_STATED GOAL:_ Copy out every line in which the string "JSON" occurs.

── MATERIALS PROVIDED

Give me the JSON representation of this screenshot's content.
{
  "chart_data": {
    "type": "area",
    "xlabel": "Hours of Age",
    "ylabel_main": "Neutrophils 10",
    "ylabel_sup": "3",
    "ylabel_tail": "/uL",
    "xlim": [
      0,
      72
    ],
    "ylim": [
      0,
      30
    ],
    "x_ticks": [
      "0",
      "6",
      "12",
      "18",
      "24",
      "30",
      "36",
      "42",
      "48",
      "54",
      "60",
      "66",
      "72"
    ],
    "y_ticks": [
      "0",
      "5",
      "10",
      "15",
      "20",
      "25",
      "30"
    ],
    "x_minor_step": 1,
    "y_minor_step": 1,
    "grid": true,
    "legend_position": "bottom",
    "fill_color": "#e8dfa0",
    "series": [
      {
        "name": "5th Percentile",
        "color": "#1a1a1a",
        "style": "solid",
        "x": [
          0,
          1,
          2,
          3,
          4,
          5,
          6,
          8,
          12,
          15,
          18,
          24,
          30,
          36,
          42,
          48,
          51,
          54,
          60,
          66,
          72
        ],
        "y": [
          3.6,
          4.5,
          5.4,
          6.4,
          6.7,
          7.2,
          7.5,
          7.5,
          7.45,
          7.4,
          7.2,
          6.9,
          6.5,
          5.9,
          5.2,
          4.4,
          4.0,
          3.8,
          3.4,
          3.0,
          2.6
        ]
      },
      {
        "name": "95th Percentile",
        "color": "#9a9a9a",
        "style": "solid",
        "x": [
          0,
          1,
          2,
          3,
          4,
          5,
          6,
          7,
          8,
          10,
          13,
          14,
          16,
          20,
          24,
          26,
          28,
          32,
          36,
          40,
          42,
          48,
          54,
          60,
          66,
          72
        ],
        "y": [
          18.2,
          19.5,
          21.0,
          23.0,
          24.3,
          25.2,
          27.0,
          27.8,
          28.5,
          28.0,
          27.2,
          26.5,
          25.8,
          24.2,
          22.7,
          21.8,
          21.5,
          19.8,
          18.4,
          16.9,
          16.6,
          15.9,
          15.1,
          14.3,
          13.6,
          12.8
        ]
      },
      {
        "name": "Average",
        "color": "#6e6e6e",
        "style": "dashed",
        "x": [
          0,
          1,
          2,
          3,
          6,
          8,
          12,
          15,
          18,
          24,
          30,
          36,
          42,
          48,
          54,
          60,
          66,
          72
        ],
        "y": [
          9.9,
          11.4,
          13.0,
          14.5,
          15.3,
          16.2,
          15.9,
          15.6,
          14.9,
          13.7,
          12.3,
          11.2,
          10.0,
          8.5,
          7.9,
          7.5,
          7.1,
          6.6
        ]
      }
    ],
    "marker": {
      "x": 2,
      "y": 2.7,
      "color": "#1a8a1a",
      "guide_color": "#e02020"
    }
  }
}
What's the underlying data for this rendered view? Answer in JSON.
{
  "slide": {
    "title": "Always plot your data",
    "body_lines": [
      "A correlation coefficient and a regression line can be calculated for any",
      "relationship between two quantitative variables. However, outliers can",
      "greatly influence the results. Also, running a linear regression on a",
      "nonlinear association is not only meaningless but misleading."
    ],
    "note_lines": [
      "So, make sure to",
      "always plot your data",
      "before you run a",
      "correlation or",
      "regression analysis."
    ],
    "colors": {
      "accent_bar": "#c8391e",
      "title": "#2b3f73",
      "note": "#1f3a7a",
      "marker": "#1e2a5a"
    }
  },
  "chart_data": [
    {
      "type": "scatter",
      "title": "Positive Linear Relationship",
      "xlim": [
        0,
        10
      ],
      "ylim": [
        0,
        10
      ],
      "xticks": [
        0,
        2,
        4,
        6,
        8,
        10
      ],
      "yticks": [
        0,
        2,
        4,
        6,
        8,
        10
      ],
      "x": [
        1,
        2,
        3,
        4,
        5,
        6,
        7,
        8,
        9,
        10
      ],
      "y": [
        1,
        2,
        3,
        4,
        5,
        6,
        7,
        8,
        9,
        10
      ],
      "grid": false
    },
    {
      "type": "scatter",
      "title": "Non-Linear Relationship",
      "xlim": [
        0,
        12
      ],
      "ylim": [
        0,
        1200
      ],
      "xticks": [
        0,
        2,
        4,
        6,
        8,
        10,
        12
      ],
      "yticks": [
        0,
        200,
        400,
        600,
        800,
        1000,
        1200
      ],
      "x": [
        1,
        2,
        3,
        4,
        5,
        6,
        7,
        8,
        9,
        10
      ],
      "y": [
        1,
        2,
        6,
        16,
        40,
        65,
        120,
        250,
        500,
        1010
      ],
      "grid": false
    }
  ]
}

────

_ANSWER:_
Give me the JSON representation of this screenshot's content.
What's the underlying data for this rendered view? Answer in JSON.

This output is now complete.